*Challenge*: Wherever the string "ABCDE" occurs in a line of these records, report that line.

*Given information*:
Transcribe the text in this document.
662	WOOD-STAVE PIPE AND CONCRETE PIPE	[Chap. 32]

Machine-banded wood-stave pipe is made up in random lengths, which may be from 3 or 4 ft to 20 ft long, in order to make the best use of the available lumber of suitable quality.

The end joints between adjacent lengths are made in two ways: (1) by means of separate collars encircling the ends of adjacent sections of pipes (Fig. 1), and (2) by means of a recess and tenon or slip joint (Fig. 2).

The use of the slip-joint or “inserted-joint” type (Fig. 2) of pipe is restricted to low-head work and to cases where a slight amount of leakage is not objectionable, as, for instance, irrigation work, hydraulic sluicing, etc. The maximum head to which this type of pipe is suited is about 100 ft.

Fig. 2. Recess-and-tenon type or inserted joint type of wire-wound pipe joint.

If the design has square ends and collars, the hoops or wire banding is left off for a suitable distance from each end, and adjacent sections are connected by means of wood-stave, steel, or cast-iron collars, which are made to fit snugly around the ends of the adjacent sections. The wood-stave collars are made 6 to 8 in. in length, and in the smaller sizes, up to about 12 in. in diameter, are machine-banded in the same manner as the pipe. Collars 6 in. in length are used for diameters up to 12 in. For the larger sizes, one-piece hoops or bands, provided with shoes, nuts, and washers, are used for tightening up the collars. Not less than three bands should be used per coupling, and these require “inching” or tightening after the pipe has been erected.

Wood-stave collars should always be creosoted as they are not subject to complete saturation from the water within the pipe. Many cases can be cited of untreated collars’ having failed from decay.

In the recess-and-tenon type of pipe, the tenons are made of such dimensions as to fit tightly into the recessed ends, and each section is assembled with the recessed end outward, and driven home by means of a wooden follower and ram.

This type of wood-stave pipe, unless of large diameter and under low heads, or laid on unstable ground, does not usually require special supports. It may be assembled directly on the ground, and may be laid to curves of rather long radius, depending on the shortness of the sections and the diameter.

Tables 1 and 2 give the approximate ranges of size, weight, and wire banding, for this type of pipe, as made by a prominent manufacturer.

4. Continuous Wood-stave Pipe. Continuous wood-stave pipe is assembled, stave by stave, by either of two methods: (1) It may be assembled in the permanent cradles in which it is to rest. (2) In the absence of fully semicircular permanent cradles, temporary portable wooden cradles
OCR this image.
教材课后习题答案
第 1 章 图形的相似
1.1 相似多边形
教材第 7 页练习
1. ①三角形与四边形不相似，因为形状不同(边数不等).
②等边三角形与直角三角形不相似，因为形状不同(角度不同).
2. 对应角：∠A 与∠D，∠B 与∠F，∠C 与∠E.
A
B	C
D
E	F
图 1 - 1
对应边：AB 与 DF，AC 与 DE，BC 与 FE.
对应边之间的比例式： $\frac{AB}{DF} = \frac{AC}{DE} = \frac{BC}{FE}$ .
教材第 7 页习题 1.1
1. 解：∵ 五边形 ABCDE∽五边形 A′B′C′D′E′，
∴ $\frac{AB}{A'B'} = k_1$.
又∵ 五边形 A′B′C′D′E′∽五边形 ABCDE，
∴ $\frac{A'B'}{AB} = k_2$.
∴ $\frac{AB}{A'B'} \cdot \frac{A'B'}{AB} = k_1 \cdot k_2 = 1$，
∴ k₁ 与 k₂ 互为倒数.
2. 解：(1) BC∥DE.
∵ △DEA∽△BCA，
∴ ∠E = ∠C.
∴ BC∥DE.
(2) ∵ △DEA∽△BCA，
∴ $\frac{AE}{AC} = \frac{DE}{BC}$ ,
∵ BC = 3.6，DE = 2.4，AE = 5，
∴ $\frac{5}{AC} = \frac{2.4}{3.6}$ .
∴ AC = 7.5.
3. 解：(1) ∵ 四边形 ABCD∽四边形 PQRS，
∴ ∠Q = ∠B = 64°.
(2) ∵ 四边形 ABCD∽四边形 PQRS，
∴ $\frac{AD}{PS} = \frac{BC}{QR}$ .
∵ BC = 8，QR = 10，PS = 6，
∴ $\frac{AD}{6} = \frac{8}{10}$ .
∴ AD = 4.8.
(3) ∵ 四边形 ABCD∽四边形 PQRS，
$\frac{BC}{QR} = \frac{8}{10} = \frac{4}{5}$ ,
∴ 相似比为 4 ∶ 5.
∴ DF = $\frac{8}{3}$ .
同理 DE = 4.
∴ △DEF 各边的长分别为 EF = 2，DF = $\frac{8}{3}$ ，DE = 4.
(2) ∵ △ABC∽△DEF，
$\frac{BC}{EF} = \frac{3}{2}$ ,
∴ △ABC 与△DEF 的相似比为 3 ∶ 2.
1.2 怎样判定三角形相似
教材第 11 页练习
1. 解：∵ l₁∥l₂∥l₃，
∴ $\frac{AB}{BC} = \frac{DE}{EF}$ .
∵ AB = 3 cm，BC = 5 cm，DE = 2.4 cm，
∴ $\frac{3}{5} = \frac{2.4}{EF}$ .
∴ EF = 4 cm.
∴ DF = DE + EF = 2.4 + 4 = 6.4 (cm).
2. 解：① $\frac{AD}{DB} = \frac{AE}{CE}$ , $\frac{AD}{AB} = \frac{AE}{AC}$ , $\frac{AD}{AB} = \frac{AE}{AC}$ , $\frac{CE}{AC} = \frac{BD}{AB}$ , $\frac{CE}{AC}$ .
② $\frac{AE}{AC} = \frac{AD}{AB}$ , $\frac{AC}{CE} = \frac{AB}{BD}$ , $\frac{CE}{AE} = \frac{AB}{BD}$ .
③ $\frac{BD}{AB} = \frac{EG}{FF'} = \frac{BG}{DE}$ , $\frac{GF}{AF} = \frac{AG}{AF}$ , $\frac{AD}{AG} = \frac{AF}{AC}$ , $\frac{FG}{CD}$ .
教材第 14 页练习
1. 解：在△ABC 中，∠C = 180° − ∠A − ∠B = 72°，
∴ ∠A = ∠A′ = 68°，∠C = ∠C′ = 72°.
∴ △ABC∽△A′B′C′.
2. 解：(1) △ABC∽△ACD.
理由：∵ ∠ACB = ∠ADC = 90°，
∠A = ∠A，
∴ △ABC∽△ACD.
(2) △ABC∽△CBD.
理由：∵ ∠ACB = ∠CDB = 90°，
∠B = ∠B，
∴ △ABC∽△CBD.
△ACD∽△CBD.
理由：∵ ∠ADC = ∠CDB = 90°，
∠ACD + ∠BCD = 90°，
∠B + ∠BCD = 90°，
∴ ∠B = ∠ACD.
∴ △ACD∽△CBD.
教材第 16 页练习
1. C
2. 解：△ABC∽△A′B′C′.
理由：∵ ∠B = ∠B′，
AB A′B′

*Result for this exercise*:
1. 解：∵ 五边形 ABCDE∽五边形 A′B′C′D′E′，
又∵ 五边形 A′B′C′D′E′∽五边形 ABCDE，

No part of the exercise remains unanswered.